[What the task requires]
The data below must be copied in full and without any change.

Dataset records
-- begin --

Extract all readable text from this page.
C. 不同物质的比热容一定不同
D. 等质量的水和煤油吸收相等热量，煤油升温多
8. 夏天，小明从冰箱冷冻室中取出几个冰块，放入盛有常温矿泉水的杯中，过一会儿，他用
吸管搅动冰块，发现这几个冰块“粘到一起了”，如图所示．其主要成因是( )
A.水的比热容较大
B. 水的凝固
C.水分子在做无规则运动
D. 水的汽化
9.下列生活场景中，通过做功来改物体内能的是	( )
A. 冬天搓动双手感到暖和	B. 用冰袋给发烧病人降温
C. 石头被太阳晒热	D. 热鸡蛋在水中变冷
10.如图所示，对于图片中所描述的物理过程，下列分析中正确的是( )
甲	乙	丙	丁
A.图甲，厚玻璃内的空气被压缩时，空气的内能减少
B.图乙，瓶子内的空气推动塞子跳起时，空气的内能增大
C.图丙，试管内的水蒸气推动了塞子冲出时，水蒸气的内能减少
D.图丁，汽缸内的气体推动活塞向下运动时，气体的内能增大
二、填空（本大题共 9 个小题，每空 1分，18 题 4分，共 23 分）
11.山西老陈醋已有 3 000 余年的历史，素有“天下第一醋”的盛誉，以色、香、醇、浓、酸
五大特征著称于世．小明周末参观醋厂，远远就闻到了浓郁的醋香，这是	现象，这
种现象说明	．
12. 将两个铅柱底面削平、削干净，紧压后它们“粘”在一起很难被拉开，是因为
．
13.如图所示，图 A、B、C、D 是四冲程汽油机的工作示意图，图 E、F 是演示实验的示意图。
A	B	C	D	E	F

-- end --

[Result of the task]
Extract all readable text from this page.
C. 不同物质的比热容一定不同
D. 等质量的水和煤油吸收相等热量，煤油升温多
8. 夏天，小明从冰箱冷冻室中取出几个冰块，放入盛有常温矿泉水的杯中，过一会儿，他用
吸管搅动冰块，发现这几个冰块“粘到一起了”，如图所示．其主要成因是( )
A.水的比热容较大
B. 水的凝固
C.水分子在做无规则运动
D. 水的汽化
9.下列生活场景中，通过做功来改物体内能的是	( )
A. 冬天搓动双手感到暖和	B. 用冰袋给发烧病人降温
C. 石头被太阳晒热	D. 热鸡蛋在水中变冷
10.如图所示，对于图片中所描述的物理过程，下列分析中正确的是( )
甲	乙	丙	丁
A.图甲，厚玻璃内的空气被压缩时，空气的内能减少
B.图乙，瓶子内的空气推动塞子跳起时，空气的内能增大
C.图丙，试管内的水蒸气推动了塞子冲出时，水蒸气的内能减少
D.图丁，汽缸内的气体推动活塞向下运动时，气体的内能增大
二、填空（本大题共 9 个小题，每空 1分，18 题 4分，共 23 分）
11.山西老陈醋已有 3 000 余年的历史，素有“天下第一醋”的盛誉，以色、香、醇、浓、酸
五大特征著称于世．小明周末参观醋厂，远远就闻到了浓郁的醋香，这是	现象，这
种现象说明	．
12. 将两个铅柱底面削平、削干净，紧压后它们“粘”在一起很难被拉开，是因为
．
13.如图所示，图 A、B、C、D 是四冲程汽油机的工作示意图，图 E、F 是演示实验的示意图。
A	B	C	D	E	F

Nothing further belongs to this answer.